**GIVEN TEXT:**
• • •

The band and their especially soulful singer Willie Garcia, better known as Little Willie G, was a big inspiration to the future members of Los Lobos. The song was a natural to cover for Los Straitjackets, the contemporary (mostly) all-instrumental band that performs in Mexican wrestler masks. Okay, so copping a Spanish name and wearing a mask does not make a Mexican rocker. But by virtue of using the article “los” in their names, Los Straitjackets, as well as Texas rockers Los Lonely Boys, are filed in American record stores with the other “los bands,” like Los Bravos, the rock group from Spain whose 1966 hit, “Black Is Black”, did not contain a word of Spanish. Nor to my knowledge did the Zeros, the Mexican-American band from San Diego, ever sing in Spanish, though as members of the class of ’77,
they are distinguished as first-wave punk rockers; they also sprung Robert Lopez, aka El Vez, the Mexican Elvis. Somewhere, there exists a rare single of their anthem “I Don’t Wanna” backed with “Li’l Latin Lupe Lu”, a cover of the first Righteous Brothers hit made even more famous by Mitch Ryder.

• • •

Stored dataset items:

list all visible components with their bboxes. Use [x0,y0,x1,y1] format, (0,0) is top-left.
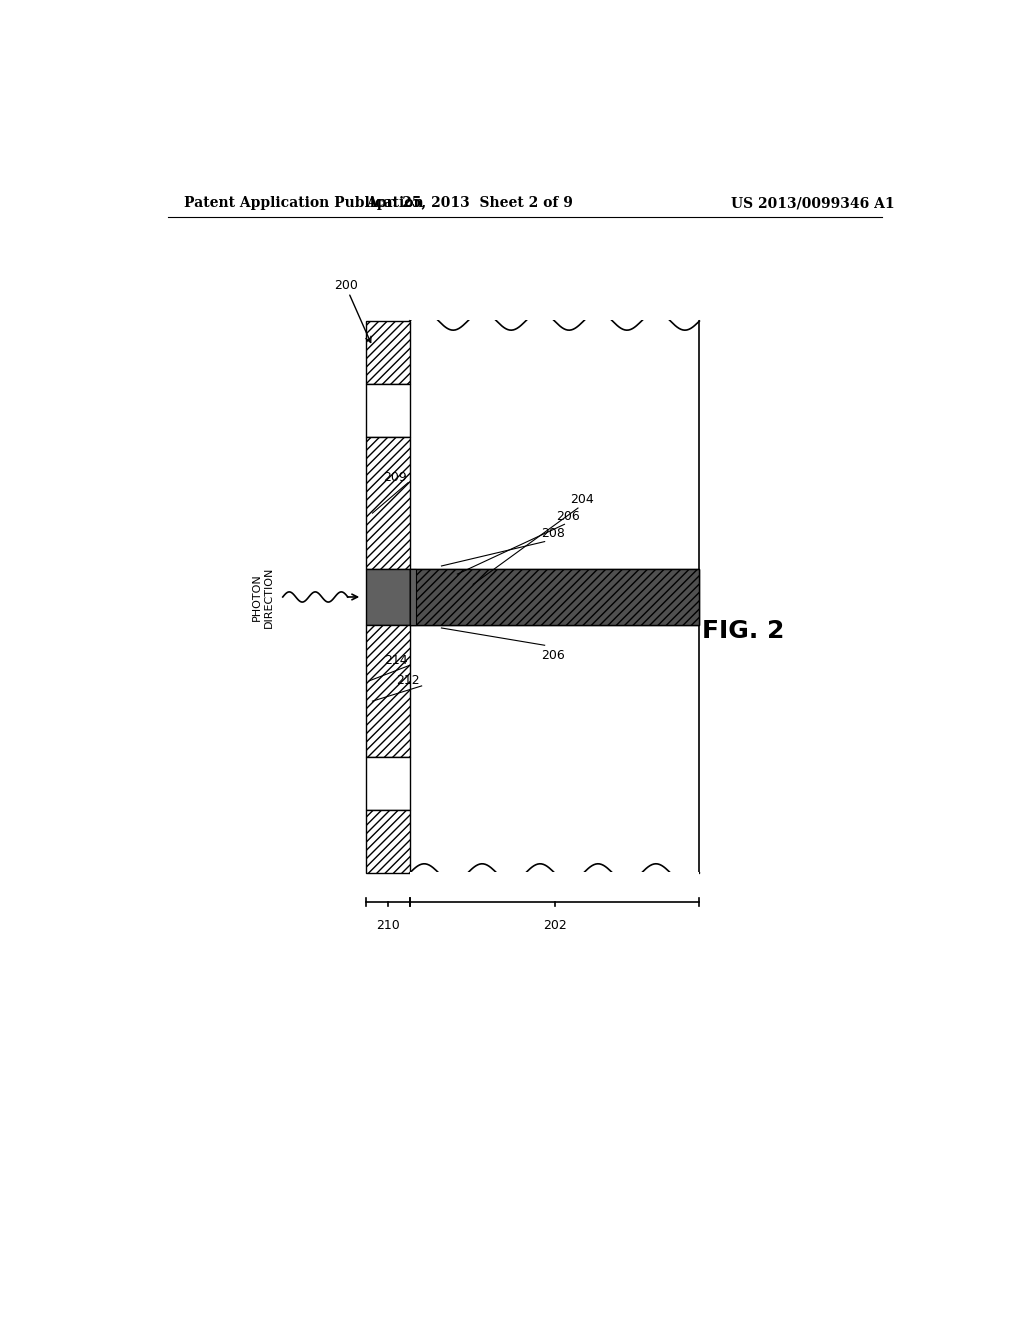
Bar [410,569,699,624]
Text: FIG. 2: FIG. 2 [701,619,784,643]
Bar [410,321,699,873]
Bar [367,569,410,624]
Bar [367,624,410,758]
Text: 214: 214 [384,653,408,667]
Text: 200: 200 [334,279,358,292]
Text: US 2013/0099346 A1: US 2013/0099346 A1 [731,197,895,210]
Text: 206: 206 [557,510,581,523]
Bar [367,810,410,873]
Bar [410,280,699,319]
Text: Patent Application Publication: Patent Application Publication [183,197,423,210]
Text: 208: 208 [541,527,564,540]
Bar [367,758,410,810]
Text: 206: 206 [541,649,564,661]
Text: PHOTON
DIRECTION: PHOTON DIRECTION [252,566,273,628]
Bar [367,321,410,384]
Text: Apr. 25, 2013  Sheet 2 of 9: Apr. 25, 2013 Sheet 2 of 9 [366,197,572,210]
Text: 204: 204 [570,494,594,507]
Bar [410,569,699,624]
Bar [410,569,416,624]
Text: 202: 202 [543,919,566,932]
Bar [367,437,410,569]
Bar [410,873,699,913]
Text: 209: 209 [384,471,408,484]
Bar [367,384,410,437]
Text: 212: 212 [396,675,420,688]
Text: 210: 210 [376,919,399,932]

• • •

**WHAT THE EXERCISE ASKS:**
According to the passage on "los bands," which band performs in Mexican wrestler masks?

**TASK RESPONSE:**
Los Straitjackets.